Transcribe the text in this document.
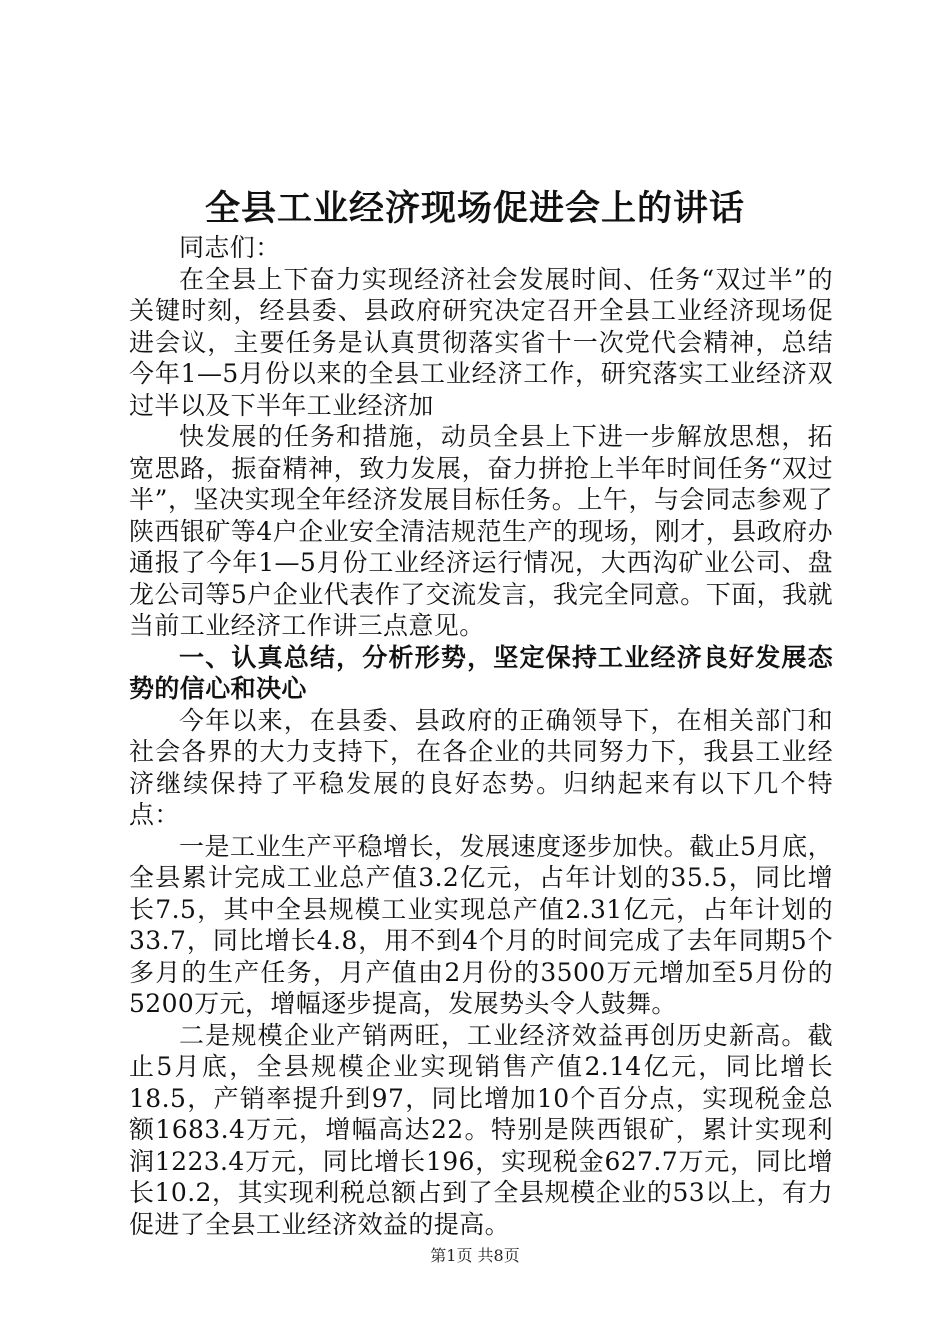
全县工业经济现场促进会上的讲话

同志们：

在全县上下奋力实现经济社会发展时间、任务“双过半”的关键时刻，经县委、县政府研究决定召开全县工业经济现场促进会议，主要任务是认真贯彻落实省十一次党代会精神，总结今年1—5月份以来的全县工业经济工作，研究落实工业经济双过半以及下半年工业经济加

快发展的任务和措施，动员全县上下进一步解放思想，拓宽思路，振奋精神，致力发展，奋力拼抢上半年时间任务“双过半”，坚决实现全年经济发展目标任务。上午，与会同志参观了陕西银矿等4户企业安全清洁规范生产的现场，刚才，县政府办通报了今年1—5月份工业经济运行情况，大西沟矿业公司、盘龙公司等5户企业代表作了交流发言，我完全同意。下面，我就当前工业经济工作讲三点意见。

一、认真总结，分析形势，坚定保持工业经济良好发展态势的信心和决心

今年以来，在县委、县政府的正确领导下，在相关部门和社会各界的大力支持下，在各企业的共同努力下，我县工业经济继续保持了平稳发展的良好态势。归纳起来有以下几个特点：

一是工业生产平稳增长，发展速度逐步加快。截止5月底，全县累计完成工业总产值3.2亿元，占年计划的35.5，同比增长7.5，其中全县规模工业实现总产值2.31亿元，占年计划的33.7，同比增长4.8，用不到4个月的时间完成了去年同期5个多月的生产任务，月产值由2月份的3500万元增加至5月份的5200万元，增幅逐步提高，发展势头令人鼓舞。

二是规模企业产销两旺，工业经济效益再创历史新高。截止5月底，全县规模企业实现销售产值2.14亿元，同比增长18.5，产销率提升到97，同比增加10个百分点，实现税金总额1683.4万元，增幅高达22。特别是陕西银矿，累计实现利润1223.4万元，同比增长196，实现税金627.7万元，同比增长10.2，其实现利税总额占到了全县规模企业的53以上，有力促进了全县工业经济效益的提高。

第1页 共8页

◆ TASK:
Every entry above is to be set down exactly; the pictures are to be left out.

◆ RESPONSE TO THE EXERCISE:
Transcribe the text in this document.
全县工业经济现场促进会上的讲话

同志们：

在全县上下奋力实现经济社会发展时间、任务“双过半”的关键时刻，经县委、县政府研究决定召开全县工业经济现场促进会议，主要任务是认真贯彻落实省十一次党代会精神，总结今年1—5月份以来的全县工业经济工作，研究落实工业经济双过半以及下半年工业经济加

快发展的任务和措施，动员全县上下进一步解放思想，拓宽思路，振奋精神，致力发展，奋力拼抢上半年时间任务“双过半”，坚决实现全年经济发展目标任务。上午，与会同志参观了陕西银矿等4户企业安全清洁规范生产的现场，刚才，县政府办通报了今年1—5月份工业经济运行情况，大西沟矿业公司、盘龙公司等5户企业代表作了交流发言，我完全同意。下面，我就当前工业经济工作讲三点意见。

一、认真总结，分析形势，坚定保持工业经济良好发展态势的信心和决心

今年以来，在县委、县政府的正确领导下，在相关部门和社会各界的大力支持下，在各企业的共同努力下，我县工业经济继续保持了平稳发展的良好态势。归纳起来有以下几个特点：

一是工业生产平稳增长，发展速度逐步加快。截止5月底，全县累计完成工业总产值3.2亿元，占年计划的35.5，同比增长7.5，其中全县规模工业实现总产值2.31亿元，占年计划的33.7，同比增长4.8，用不到4个月的时间完成了去年同期5个多月的生产任务，月产值由2月份的3500万元增加至5月份的5200万元，增幅逐步提高，发展势头令人鼓舞。

二是规模企业产销两旺，工业经济效益再创历史新高。截止5月底，全县规模企业实现销售产值2.14亿元，同比增长18.5，产销率提升到97，同比增加10个百分点，实现税金总额1683.4万元，增幅高达22。特别是陕西银矿，累计实现利润1223.4万元，同比增长196，实现税金627.7万元，同比增长10.2，其实现利税总额占到了全县规模企业的53以上，有力促进了全县工业经济效益的提高。

第1页 共8页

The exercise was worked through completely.